+++ RECORD EXTRACTS

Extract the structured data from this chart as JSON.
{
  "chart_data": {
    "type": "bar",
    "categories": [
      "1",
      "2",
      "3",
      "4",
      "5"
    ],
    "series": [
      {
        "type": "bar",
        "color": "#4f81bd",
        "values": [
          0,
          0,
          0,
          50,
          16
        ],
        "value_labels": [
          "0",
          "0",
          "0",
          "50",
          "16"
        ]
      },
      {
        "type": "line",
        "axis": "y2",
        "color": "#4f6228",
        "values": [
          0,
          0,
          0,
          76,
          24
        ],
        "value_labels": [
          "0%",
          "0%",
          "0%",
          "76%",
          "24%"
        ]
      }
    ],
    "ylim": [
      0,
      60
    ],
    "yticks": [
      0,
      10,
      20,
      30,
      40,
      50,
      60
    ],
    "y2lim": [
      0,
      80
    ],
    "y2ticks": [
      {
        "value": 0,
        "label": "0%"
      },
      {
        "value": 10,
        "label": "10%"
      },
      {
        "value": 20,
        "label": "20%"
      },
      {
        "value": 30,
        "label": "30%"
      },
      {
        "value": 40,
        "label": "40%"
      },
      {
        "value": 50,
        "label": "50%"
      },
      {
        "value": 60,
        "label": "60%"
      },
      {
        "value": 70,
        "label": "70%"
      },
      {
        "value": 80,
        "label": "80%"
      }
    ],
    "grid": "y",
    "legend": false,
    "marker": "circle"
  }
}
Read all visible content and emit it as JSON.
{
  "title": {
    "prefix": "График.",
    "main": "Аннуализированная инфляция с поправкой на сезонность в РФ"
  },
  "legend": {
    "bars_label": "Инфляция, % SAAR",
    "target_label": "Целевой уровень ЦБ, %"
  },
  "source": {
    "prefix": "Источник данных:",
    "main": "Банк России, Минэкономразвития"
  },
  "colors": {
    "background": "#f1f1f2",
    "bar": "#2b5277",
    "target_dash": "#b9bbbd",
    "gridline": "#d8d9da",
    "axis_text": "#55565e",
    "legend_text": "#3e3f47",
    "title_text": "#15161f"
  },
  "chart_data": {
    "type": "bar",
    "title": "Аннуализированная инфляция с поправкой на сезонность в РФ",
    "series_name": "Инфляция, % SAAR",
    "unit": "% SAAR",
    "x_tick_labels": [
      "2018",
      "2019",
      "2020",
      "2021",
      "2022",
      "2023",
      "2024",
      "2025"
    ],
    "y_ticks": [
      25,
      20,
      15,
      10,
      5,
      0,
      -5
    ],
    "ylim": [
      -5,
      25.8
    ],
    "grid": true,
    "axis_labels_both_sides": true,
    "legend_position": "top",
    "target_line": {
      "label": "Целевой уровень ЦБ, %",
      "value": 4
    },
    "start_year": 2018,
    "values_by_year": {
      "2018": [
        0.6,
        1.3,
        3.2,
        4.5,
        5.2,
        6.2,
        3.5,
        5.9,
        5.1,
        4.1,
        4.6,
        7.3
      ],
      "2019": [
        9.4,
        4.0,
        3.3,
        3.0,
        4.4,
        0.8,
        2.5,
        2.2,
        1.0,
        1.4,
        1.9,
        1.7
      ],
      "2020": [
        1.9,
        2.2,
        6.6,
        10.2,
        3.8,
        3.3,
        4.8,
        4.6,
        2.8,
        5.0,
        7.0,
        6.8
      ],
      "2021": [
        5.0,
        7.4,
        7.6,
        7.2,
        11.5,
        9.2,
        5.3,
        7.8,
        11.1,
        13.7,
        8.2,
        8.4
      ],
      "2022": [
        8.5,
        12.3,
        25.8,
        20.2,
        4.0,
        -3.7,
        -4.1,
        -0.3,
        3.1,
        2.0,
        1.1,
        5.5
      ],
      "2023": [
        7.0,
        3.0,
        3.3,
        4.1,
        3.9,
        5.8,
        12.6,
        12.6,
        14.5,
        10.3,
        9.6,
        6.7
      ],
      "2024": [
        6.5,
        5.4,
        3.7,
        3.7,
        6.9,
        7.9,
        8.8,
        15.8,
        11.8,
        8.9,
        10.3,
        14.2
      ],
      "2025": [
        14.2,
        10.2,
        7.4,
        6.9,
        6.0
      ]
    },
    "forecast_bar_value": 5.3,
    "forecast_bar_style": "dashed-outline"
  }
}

++++++

**AIM OF THE EXERCISE**
Your task is to repeat the data exactly, with nothing left out.

**ANSWER TO THE TASK**
Extract the structured data from this chart as JSON.
{
  "chart_data": {
    "type": "bar",
    "categories": [
      "1",
      "2",
      "3",
      "4",
      "5"
    ],
    "series": [
      {
        "type": "bar",
        "color": "#4f81bd",
        "values": [
          0,
          0,
          0,
          50,
          16
        ],
        "value_labels": [
          "0",
          "0",
          "0",
          "50",
          "16"
        ]
      },
      {
        "type": "line",
        "axis": "y2",
        "color": "#4f6228",
        "values": [
          0,
          0,
          0,
          76,
          24
        ],
        "value_labels": [
          "0%",
          "0%",
          "0%",
          "76%",
          "24%"
        ]
      }
    ],
    "ylim": [
      0,
      60
    ],
    "yticks": [
      0,
      10,
      20,
      30,
      40,
      50,
      60
    ],
    "y2lim": [
      0,
      80
    ],
    "y2ticks": [
      {
        "value": 0,
        "label": "0%"
      },
      {
        "value": 10,
        "label": "10%"
      },
      {
        "value": 20,
        "label": "20%"
      },
      {
        "value": 30,
        "label": "30%"
      },
      {
        "value": 40,
        "label": "40%"
      },
      {
        "value": 50,
        "label": "50%"
      },
      {
        "value": 60,
        "label": "60%"
      },
      {
        "value": 70,
        "label": "70%"
      },
      {
        "value": 80,
        "label": "80%"
      }
    ],
    "grid": "y",
    "legend": false,
    "marker": "circle"
  }
}
Read all visible content and emit it as JSON.
{
  "title": {
    "prefix": "График.",
    "main": "Аннуализированная инфляция с поправкой на сезонность в РФ"
  },
  "legend": {
    "bars_label": "Инфляция, % SAAR",
    "target_label": "Целевой уровень ЦБ, %"
  },
  "source": {
    "prefix": "Источник данных:",
    "main": "Банк России, Минэкономразвития"
  },
  "colors": {
    "background": "#f1f1f2",
    "bar": "#2b5277",
    "target_dash": "#b9bbbd",
    "gridline": "#d8d9da",
    "axis_text": "#55565e",
    "legend_text": "#3e3f47",
    "title_text": "#15161f"
  },
  "chart_data": {
    "type": "bar",
    "title": "Аннуализированная инфляция с поправкой на сезонность в РФ",
    "series_name": "Инфляция, % SAAR",
    "unit": "% SAAR",
    "x_tick_labels": [
      "2018",
      "2019",
      "2020",
      "2021",
      "2022",
      "2023",
      "2024",
      "2025"
    ],
    "y_ticks": [
      25,
      20,
      15,
      10,
      5,
      0,
      -5
    ],
    "ylim": [
      -5,
      25.8
    ],
    "grid": true,
    "axis_labels_both_sides": true,
    "legend_position": "top",
    "target_line": {
      "label": "Целевой уровень ЦБ, %",
      "value": 4
    },
    "start_year": 2018,
    "values_by_year": {
      "2018": [
        0.6,
        1.3,
        3.2,
        4.5,
        5.2,
        6.2,
        3.5,
        5.9,
        5.1,
        4.1,
        4.6,
        7.3
      ],
      "2019": [
        9.4,
        4.0,
        3.3,
        3.0,
        4.4,
        0.8,
        2.5,
        2.2,
        1.0,
        1.4,
        1.9,
        1.7
      ],
      "2020": [
        1.9,
        2.2,
        6.6,
        10.2,
        3.8,
        3.3,
        4.8,
        4.6,
        2.8,
        5.0,
        7.0,
        6.8
      ],
      "2021": [
        5.0,
        7.4,
        7.6,
        7.2,
        11.5,
        9.2,
        5.3,
        7.8,
        11.1,
        13.7,
        8.2,
        8.4
      ],
      "2022": [
        8.5,
        12.3,
        25.8,
        20.2,
        4.0,
        -3.7,
        -4.1,
        -0.3,
        3.1,
        2.0,
        1.1,
        5.5
      ],
      "2023": [
        7.0,
        3.0,
        3.3,
        4.1,
        3.9,
        5.8,
        12.6,
        12.6,
        14.5,
        10.3,
        9.6,
        6.7
      ],
      "2024": [
        6.5,
        5.4,
        3.7,
        3.7,
        6.9,
        7.9,
        8.8,
        15.8,
        11.8,
        8.9,
        10.3,
        14.2
      ],
      "2025": [
        14.2,
        10.2,
        7.4,
        6.9,
        6.0
      ]
    },
    "forecast_bar_value": 5.3,
    "forecast_bar_style": "dashed-outline"
  }
}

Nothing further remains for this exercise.